Locate and copy all lines bearing the word "Show".

[Stored data entries]
▬▬▬

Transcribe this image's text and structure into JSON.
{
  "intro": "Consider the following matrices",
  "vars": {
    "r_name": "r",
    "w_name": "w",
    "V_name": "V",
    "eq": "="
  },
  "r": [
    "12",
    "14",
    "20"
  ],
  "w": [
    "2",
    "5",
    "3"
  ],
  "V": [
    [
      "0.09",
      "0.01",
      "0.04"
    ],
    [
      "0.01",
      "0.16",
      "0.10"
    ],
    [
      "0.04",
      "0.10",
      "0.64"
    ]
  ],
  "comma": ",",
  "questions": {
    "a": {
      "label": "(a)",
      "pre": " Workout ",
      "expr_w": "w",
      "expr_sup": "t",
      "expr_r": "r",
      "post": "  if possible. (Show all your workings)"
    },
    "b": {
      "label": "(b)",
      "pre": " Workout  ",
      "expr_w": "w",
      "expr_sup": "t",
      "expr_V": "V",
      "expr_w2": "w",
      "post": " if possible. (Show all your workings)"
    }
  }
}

▬▬▬

__SOLUTION TO THIS PROBLEM__
      "post": "  if possible. (Show all your workings)"
      "post": " if possible. (Show all your workings)"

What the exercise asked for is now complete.